Dataset records:
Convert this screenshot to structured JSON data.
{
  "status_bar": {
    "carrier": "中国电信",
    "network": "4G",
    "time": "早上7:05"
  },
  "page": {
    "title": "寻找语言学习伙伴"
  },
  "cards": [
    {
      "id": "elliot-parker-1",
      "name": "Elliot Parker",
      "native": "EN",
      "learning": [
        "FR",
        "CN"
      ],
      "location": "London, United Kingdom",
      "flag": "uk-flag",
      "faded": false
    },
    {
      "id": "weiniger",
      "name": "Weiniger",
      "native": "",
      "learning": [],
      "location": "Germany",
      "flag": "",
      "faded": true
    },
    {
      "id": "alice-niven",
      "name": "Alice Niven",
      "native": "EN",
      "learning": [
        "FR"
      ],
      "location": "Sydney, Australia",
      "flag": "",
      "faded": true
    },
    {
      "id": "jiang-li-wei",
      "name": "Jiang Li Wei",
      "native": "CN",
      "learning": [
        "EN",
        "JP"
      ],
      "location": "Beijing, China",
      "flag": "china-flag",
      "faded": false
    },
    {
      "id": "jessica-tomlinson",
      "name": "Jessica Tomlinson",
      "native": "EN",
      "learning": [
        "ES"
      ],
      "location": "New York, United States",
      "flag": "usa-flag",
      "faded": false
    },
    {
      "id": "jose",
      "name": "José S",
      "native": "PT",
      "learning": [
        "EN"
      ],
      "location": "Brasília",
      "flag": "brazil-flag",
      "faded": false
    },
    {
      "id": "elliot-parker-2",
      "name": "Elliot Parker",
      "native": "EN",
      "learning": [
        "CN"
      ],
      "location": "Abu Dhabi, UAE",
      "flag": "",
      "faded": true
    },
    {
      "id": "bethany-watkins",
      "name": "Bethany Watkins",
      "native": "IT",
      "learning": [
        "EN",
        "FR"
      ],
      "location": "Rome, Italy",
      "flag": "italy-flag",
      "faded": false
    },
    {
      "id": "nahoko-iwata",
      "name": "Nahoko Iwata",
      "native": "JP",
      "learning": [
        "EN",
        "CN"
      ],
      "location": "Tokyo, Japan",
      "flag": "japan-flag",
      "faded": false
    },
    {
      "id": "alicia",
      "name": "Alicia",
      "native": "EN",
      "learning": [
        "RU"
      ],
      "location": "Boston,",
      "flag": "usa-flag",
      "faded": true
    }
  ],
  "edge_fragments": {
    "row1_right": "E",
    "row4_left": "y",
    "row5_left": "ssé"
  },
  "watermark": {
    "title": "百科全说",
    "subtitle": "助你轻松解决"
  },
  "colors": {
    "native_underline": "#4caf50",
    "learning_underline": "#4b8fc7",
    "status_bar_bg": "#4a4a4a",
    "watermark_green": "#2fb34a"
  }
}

Stated goal:
Gather all lines from the records above in which "name" appears.

Complete response:
      "name": "Elliot Parker",
      "name": "Weiniger",
      "name": "Alice Niven",
      "name": "Jiang Li Wei",
      "name": "Jessica Tomlinson",
      "name": "José S",
      "name": "Elliot Parker",
      "name": "Bethany Watkins",
      "name": "Nahoko Iwata",
      "name": "Alicia",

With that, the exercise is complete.